-------- Records --------

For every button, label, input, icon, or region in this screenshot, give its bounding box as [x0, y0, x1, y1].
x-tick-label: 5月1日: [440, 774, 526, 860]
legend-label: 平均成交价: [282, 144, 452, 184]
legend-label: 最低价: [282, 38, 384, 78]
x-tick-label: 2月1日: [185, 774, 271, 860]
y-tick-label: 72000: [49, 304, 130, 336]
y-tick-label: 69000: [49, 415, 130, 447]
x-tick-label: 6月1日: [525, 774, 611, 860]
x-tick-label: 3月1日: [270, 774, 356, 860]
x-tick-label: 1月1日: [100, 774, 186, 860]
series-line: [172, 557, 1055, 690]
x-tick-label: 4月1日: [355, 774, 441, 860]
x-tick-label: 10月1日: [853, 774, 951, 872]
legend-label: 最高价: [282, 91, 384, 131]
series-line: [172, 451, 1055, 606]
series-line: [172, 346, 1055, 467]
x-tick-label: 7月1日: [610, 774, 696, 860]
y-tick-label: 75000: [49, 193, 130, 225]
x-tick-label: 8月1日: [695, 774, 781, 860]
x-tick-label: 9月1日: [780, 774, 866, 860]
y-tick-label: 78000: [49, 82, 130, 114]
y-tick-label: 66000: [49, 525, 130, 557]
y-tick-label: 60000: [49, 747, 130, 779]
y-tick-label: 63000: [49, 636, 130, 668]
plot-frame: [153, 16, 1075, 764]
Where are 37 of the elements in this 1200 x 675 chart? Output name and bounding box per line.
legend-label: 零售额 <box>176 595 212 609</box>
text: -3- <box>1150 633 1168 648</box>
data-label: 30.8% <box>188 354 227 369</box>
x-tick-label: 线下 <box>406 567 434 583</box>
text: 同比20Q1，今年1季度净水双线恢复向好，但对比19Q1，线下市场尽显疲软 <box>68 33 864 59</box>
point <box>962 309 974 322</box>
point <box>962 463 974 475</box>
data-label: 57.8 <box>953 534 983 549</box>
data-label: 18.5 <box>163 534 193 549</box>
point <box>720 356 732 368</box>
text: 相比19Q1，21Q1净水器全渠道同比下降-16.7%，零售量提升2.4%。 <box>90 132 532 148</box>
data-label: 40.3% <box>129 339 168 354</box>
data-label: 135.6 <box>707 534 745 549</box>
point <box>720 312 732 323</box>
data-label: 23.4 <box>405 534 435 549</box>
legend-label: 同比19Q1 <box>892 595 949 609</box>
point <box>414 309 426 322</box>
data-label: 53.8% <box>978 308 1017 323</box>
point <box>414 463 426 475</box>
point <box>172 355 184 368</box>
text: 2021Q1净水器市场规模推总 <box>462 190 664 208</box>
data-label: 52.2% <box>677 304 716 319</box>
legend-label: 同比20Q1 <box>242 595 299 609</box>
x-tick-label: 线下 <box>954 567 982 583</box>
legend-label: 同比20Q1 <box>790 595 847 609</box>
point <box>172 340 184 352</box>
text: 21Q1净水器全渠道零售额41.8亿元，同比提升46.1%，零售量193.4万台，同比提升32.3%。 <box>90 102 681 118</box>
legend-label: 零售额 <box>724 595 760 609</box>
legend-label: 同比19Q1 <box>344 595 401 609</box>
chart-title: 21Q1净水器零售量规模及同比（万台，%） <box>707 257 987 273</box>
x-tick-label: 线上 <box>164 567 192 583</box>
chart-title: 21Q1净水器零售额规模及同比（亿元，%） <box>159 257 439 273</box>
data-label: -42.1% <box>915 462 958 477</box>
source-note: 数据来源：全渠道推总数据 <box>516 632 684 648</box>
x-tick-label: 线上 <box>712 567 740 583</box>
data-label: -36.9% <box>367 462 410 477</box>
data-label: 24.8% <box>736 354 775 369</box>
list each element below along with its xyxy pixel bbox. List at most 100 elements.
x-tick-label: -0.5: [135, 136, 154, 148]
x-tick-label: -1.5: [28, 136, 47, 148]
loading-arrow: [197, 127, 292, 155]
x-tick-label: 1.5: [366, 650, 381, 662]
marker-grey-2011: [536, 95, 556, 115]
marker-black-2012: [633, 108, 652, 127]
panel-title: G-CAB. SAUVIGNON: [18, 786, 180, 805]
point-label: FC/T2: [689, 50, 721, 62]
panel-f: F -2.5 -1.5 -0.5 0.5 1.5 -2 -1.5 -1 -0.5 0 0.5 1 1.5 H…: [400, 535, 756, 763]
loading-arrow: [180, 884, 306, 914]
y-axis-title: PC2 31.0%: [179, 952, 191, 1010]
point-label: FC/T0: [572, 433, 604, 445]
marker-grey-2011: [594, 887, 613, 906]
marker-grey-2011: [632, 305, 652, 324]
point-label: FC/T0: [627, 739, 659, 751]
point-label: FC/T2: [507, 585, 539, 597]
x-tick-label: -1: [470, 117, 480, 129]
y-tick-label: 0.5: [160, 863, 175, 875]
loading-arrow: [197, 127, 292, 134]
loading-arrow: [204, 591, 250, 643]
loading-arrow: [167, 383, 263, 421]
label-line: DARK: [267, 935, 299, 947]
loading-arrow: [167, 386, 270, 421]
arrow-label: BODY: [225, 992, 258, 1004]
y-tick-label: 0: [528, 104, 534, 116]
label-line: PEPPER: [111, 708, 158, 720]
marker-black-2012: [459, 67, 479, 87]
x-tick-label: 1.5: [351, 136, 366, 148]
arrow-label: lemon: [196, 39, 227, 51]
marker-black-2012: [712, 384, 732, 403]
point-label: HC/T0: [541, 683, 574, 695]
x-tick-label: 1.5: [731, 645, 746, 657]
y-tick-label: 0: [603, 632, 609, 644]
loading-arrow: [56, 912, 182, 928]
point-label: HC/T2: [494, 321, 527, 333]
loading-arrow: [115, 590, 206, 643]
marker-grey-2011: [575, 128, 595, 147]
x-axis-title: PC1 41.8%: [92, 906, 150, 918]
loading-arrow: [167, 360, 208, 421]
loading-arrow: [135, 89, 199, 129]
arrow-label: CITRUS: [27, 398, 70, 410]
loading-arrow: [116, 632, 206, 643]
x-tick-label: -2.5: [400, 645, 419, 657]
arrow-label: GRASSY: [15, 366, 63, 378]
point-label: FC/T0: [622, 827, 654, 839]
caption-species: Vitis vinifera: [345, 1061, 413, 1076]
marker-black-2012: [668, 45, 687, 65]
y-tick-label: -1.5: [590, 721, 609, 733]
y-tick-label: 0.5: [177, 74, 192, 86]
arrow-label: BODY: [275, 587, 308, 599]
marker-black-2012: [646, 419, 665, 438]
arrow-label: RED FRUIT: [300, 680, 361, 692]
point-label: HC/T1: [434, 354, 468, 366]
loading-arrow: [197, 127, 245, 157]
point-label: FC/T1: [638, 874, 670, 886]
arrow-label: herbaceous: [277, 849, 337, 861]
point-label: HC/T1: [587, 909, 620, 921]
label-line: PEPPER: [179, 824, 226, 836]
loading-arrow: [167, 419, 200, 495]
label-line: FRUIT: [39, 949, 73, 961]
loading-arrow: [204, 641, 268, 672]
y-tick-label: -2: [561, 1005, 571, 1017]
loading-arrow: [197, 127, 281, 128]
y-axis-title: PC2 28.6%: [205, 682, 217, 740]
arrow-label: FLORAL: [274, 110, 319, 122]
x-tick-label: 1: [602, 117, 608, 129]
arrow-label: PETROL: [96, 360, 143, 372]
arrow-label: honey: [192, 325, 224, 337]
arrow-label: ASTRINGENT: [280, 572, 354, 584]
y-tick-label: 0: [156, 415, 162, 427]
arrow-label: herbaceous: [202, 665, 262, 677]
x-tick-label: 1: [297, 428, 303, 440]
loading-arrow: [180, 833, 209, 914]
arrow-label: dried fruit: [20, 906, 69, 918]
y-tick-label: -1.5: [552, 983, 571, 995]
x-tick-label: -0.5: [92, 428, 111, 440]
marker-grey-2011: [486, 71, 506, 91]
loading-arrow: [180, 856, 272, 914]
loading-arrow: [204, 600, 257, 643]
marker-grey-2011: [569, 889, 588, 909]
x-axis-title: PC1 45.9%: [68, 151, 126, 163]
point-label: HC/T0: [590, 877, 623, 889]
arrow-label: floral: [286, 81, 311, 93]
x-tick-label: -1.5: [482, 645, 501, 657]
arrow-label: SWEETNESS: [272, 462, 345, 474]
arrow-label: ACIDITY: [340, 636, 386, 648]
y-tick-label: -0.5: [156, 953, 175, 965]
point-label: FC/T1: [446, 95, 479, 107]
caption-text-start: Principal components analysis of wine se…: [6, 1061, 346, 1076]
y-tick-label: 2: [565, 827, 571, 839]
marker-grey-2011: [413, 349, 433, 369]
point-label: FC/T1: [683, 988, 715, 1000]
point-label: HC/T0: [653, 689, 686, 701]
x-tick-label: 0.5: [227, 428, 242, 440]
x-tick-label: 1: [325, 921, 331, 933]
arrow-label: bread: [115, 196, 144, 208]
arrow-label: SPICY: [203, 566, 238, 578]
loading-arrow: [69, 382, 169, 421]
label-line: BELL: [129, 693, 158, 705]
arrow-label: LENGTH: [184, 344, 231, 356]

--------

[Request]: Starting at the top of the lines above and going down to the line that contains "y-tick-label: 75000: [49, 193, 130, 225]", rewrite that span with "series-line" swapped out for "data-line" everywhere it occurs, leaving all else as it is.

[Answer to the problem]:
For every button, label, input, icon, or region in this screenshot, give its bounding box as [x0, y0, x1, y1].
x-tick-label: 5月1日: [440, 774, 526, 860]
legend-label: 平均成交价: [282, 144, 452, 184]
legend-label: 最低价: [282, 38, 384, 78]
x-tick-label: 2月1日: [185, 774, 271, 860]
y-tick-label: 72000: [49, 304, 130, 336]
y-tick-label: 69000: [49, 415, 130, 447]
x-tick-label: 6月1日: [525, 774, 611, 860]
x-tick-label: 3月1日: [270, 774, 356, 860]
x-tick-label: 1月1日: [100, 774, 186, 860]
data-line: [172, 557, 1055, 690]
x-tick-label: 4月1日: [355, 774, 441, 860]
x-tick-label: 10月1日: [853, 774, 951, 872]
legend-label: 最高价: [282, 91, 384, 131]
data-line: [172, 451, 1055, 606]
data-line: [172, 346, 1055, 467]
x-tick-label: 7月1日: [610, 774, 696, 860]
y-tick-label: 75000: [49, 193, 130, 225]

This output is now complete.